**EXTRACTED TEXT:**
···
In fact, young male viewers did return to network prime-time TV in droves during Fox’s coverage of postseason baseball, and they seemed to have stuck around for the week following it. Whether and for how long they stay is anybody’s guess, media planners said, but what is not bound to change is their importance to many major brands.
“Brand preferences begin to set in at a fairly young age for a number of important categories,” explained Ms. Vincent, citing credit cards, cars and “even food and beverages” as prime examples. And because of some of the new media options they are migrating to-video games and DVDs, for example-it’s not easy for planners to come up with alternative media options.
One safety valve in recent years has been the surge of so-called laddie magazines, racy and irreverent men’s publications that are to this generation what Playboy was to their father’s (or possibly grandfather’s). But such magazines, including FHM, Maxim and Razor, can deliver only so many young male impressions and absorb only so many advertising dollars.
The reality, MediaVest’s Ms. Vincent said, is that young men are both a dilemma and a paradox. They are a dilemma because they are so hard to reach, she said. But they’re a paradox because when advertisers do reach them, they tend to be much more receptive to advertising messages than older generations.
In fact, a study released last week by MediaVest found that viewers under 25 spend 20 percent less time watching television than their older counterparts but are twice as likely as older viewers to pay “high attention” to TV commercials. In contrast, an older demo, adults 45 to 59, represents the biggest users of television, but these viewers are 34 percent less likely to pay high attention to TV commercials.
···
**Items from a dataset:**
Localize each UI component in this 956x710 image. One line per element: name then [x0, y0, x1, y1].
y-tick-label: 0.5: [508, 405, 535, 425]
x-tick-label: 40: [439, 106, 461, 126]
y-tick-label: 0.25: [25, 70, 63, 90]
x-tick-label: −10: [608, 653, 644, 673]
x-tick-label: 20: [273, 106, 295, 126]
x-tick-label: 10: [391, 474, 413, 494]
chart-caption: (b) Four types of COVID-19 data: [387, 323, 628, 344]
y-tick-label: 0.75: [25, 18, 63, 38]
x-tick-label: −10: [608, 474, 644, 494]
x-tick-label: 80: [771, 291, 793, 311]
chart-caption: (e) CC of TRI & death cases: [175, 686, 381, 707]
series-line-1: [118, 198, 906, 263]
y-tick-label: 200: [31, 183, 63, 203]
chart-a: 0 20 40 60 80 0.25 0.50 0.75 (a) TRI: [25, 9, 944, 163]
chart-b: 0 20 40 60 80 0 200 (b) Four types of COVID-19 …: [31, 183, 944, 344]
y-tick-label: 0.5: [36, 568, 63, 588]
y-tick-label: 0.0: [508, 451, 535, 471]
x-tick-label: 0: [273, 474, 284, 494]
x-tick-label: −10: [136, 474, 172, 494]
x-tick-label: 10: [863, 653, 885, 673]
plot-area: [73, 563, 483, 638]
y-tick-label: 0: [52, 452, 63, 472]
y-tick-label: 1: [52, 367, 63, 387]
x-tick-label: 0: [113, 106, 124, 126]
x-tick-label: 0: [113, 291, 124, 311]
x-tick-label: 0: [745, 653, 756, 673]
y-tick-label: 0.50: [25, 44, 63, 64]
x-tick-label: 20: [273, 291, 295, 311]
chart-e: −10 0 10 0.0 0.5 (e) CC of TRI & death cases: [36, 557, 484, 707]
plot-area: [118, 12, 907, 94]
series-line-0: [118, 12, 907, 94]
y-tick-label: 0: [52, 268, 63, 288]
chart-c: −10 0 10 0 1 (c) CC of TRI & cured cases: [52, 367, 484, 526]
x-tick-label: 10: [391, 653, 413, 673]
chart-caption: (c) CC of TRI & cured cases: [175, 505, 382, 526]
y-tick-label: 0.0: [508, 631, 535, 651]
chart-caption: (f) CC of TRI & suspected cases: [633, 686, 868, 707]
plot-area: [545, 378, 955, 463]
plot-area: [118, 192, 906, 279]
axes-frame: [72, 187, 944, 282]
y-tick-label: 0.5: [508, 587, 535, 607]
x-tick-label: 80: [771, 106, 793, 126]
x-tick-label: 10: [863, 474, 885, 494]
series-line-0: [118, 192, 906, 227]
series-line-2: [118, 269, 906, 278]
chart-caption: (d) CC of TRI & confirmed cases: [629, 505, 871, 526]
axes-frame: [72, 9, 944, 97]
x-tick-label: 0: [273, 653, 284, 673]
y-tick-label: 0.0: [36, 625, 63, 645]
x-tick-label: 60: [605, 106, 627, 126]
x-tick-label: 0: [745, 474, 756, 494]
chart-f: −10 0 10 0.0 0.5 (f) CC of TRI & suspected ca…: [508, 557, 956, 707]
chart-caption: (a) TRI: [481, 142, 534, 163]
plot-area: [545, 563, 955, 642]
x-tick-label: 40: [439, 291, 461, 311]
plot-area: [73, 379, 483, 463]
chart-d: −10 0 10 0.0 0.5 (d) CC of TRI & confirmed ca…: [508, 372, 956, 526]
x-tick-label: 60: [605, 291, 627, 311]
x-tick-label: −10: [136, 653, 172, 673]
···
**EXERCISES TO COMPLETE:**
1) Answer these from the article on young male TV viewers:
(a) Which network's postseason baseball coverage drew young male viewers back to prime-time TV?
(b) Which three laddie magazines does it name?
(c) According to the MediaVest study, how much less time do viewers under 25 spend watching television than their older counterparts?
2) In one to three sentences, explain why Ms. Vincent calls young men a paradox, according to the article on young male TV viewers.
3) Quote the part of the article on young male TV viewers that opens with the words "In fact, young" and closes with "many major brands.".

**ANSWERS PER TASK:**
1)
(a) Fox
(b) FHM, Maxim and Razor
(c) 20 percent less

2) Young men are a paradox because, although they are hard to reach, they tend to be much more receptive to advertising messages than older generations once advertisers do reach them.

3)
In fact, young male viewers did return to network prime-time TV in droves during Fox’s coverage of postseason baseball, and they seemed to have stuck around for the week following it. Whether and for how long they stay is anybody’s guess, media planners said, but what is not bound to change is their importance to many major brands.